Aim
Reproduce all lines of the listing below in which the word "from" occurs.

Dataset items

## begin

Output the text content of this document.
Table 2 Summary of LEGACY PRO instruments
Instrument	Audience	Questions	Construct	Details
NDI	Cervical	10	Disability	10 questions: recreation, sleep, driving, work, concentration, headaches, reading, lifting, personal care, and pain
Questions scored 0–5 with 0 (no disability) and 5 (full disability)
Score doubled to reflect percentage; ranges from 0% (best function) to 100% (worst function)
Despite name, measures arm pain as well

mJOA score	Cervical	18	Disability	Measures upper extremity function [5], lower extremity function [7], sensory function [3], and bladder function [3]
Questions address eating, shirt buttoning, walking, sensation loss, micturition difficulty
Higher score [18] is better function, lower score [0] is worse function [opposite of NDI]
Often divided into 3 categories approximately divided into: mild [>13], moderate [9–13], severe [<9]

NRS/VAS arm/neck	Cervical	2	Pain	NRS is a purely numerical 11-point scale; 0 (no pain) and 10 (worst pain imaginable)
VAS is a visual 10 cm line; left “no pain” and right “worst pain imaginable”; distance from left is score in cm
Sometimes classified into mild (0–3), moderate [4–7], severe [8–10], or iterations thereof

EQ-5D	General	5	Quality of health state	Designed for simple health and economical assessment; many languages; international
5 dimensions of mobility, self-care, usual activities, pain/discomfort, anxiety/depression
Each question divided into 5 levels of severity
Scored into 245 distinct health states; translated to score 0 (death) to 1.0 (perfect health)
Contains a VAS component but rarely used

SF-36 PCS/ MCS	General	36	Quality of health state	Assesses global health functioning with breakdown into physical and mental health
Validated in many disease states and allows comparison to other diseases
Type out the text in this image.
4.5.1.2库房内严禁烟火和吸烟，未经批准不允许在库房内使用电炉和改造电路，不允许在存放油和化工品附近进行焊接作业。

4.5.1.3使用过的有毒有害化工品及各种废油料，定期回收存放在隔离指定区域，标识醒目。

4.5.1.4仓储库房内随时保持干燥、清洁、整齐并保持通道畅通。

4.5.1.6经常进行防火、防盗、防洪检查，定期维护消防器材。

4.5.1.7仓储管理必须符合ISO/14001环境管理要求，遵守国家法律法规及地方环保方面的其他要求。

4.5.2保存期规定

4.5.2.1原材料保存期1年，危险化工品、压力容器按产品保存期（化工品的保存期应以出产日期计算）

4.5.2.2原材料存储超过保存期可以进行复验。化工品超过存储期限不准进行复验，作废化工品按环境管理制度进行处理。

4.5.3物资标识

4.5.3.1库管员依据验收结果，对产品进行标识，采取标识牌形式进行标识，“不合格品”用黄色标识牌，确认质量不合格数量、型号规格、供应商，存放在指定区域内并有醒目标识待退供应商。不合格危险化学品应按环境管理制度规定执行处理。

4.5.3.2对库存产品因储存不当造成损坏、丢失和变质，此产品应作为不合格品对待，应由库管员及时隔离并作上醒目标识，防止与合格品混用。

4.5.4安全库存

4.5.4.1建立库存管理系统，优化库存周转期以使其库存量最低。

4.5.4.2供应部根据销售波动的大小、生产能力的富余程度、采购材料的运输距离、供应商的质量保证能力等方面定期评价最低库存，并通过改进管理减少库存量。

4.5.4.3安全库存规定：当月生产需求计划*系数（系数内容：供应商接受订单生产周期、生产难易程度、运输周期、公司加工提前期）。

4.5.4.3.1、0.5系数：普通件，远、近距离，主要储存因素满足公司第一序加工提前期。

## end

The result
Score doubled to reflect percentage; ranges from 0% (best function) to 100% (worst function)
VAS is a visual 10 cm line; left “no pain” and right “worst pain imaginable”; distance from left is score in cm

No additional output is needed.